Exercise aim:
Gather every line of the listing below that contains the string "Свежесть" and copy each one in full. Letter case counts when matching.
——————————
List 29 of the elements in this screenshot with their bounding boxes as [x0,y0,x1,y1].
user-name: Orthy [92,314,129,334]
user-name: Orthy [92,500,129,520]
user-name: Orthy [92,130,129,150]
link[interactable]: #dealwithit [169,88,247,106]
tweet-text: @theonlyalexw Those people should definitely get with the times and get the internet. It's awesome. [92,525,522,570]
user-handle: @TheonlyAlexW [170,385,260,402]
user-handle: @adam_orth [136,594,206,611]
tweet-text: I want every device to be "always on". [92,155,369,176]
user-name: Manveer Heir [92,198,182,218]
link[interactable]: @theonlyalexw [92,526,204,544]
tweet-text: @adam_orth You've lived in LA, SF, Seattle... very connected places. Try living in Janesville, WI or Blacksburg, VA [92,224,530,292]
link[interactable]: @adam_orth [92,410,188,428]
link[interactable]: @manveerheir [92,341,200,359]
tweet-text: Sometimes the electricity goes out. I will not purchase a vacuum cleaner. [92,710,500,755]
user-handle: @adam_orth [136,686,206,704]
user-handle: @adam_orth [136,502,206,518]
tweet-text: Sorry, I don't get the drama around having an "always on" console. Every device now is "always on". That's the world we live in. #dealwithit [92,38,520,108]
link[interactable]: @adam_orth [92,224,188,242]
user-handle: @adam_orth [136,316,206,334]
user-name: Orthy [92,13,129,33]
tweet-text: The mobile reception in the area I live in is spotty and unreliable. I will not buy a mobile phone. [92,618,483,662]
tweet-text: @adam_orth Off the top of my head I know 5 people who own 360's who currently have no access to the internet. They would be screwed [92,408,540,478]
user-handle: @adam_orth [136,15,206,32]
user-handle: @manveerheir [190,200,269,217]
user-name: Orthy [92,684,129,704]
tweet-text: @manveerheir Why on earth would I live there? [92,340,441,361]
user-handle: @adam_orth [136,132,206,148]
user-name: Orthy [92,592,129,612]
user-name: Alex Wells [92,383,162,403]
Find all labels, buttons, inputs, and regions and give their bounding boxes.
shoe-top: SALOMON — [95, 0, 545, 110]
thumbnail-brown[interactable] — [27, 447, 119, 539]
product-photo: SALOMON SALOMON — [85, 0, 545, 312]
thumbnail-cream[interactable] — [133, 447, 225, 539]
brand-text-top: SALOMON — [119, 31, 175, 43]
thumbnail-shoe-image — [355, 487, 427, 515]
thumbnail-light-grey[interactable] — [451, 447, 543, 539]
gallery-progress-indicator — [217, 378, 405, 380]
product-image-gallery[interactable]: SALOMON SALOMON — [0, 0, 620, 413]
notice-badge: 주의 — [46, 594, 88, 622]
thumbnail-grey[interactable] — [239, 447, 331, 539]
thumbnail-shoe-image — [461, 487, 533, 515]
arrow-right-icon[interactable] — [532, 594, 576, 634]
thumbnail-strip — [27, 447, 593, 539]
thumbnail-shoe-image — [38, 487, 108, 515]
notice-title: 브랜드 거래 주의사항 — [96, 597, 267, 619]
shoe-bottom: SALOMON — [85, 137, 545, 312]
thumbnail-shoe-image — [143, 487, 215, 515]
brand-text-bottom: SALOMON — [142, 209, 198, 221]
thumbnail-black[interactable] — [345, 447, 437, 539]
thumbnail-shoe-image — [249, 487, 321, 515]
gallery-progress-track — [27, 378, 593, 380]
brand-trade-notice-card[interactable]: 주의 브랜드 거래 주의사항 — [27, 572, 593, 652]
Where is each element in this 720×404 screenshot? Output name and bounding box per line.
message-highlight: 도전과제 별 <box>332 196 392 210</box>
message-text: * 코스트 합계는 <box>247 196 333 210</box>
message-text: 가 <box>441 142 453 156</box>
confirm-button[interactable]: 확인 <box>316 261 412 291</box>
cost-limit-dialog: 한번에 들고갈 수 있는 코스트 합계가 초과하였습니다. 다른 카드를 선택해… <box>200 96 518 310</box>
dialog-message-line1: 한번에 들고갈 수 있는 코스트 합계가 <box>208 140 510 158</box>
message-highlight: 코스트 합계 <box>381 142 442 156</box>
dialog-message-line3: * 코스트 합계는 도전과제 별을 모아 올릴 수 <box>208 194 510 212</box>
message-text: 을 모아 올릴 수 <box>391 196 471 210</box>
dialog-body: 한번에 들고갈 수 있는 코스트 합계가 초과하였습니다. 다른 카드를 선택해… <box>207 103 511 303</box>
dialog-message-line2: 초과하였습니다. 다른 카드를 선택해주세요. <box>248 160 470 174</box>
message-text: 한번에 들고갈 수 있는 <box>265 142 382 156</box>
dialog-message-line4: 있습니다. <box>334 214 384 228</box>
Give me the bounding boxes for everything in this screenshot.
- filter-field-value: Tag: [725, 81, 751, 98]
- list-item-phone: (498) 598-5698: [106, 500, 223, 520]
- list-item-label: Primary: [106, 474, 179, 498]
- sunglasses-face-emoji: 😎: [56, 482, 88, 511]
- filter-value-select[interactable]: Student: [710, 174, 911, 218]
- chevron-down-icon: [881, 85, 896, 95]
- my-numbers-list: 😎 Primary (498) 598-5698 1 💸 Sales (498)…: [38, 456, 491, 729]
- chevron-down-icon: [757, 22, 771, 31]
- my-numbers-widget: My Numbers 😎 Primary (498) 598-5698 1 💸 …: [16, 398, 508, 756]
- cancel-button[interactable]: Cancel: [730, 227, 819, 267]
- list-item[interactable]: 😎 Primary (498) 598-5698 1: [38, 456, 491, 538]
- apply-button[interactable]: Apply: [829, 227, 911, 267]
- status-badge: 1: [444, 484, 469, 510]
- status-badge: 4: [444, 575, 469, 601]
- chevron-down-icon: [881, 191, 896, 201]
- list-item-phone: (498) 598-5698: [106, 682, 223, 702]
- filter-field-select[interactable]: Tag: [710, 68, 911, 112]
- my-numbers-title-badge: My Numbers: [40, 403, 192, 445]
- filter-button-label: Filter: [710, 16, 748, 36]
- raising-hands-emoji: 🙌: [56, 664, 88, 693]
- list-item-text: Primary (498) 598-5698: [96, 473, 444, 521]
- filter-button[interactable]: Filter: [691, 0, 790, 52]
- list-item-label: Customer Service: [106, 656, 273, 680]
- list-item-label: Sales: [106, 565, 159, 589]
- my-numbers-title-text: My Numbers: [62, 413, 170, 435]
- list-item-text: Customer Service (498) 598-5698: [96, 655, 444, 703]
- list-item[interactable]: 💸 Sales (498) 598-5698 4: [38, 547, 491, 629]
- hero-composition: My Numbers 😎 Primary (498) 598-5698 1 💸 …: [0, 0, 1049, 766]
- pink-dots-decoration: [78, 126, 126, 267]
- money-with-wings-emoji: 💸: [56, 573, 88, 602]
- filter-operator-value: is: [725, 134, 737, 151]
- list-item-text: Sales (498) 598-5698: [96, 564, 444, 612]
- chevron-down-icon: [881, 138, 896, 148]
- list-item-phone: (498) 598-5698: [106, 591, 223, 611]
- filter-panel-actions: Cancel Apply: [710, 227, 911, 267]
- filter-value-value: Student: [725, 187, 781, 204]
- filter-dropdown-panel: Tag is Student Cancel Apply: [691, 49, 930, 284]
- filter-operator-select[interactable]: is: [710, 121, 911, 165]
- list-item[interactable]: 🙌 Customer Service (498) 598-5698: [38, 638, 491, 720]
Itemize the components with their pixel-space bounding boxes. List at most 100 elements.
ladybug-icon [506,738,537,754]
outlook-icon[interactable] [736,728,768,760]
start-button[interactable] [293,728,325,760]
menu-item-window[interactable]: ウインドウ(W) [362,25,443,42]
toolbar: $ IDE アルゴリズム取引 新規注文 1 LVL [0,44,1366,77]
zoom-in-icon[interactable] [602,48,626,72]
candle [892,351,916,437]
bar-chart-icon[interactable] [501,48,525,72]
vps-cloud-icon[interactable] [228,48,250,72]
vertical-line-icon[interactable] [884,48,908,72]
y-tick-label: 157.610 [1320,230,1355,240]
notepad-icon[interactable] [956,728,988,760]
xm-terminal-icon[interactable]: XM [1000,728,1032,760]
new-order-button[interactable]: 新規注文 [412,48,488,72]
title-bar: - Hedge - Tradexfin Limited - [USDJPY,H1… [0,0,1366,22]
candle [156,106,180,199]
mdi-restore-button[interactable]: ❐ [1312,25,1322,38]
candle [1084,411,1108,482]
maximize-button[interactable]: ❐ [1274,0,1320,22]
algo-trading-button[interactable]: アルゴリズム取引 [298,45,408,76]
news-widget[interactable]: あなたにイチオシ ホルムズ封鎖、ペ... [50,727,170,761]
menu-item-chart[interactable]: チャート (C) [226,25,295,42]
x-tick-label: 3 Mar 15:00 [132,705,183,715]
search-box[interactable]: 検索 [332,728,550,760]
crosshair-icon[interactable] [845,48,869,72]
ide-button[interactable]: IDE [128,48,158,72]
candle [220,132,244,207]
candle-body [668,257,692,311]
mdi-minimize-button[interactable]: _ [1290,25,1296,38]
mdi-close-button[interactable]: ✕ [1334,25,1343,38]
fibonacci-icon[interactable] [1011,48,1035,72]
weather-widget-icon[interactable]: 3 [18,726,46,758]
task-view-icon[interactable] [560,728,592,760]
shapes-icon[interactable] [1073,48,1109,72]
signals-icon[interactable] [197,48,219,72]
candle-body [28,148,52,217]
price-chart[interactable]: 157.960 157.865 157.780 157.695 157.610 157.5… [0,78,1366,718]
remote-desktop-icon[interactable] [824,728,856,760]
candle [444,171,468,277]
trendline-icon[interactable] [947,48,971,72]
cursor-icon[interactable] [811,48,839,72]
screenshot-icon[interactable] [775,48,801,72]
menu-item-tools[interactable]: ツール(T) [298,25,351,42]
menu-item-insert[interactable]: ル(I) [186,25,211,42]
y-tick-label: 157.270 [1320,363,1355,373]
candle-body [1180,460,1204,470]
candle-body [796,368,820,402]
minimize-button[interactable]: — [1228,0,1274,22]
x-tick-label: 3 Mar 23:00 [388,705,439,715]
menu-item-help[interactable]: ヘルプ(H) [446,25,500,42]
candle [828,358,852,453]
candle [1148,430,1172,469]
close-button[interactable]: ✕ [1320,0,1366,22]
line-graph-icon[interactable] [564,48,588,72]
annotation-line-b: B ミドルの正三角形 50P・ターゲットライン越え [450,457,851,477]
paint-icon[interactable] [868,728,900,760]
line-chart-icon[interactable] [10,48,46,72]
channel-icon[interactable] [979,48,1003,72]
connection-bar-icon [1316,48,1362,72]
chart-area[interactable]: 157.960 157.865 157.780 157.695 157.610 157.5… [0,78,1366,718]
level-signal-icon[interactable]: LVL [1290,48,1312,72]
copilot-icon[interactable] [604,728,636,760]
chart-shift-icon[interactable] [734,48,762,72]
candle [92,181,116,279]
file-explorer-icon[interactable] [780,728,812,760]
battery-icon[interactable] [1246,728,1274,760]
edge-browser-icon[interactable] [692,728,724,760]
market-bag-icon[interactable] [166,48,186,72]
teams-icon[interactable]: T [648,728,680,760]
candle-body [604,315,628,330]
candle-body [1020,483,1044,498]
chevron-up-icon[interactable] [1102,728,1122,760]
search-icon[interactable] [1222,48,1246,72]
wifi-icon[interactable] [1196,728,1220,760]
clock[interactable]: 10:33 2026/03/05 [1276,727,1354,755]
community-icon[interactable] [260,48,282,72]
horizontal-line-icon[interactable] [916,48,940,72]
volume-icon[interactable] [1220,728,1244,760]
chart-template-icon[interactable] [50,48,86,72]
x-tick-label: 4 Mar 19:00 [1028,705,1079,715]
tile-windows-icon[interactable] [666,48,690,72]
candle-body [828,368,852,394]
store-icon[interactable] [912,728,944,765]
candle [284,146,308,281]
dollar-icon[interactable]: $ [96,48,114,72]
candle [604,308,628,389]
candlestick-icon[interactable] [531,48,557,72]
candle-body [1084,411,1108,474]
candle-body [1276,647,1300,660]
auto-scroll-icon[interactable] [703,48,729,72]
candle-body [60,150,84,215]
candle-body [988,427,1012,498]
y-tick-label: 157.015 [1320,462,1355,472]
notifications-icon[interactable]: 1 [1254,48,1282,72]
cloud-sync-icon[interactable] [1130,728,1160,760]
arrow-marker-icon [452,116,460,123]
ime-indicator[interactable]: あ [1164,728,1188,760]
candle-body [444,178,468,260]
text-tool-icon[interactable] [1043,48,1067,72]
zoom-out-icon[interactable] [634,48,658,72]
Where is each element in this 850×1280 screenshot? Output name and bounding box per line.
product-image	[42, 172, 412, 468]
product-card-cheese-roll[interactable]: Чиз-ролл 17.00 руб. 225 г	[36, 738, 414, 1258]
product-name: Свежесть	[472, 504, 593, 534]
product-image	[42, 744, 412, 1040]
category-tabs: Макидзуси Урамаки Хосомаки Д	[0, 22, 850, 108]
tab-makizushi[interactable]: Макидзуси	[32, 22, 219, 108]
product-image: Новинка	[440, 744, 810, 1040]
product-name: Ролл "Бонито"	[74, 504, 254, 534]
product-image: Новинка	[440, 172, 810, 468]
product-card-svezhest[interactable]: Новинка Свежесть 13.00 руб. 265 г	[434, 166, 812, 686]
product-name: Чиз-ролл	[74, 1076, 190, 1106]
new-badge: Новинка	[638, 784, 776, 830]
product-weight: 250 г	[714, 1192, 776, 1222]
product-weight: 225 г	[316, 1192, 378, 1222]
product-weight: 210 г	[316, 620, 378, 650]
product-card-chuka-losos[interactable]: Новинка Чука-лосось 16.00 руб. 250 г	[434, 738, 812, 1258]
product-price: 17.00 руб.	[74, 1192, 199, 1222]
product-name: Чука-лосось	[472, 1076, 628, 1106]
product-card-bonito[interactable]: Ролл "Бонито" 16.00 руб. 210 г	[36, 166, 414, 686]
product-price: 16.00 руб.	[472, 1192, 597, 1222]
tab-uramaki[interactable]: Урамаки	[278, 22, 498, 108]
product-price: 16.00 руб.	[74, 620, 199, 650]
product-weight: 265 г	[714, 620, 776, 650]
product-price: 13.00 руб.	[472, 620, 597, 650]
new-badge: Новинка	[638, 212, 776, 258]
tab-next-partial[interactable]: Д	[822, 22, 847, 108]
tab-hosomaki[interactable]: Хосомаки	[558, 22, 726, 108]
——————————
Response to the task:
product-name: Свежесть	[472, 504, 593, 534]
product-card-svezhest[interactable]: Новинка Свежесть 13.00 руб. 265 г	[434, 166, 812, 686]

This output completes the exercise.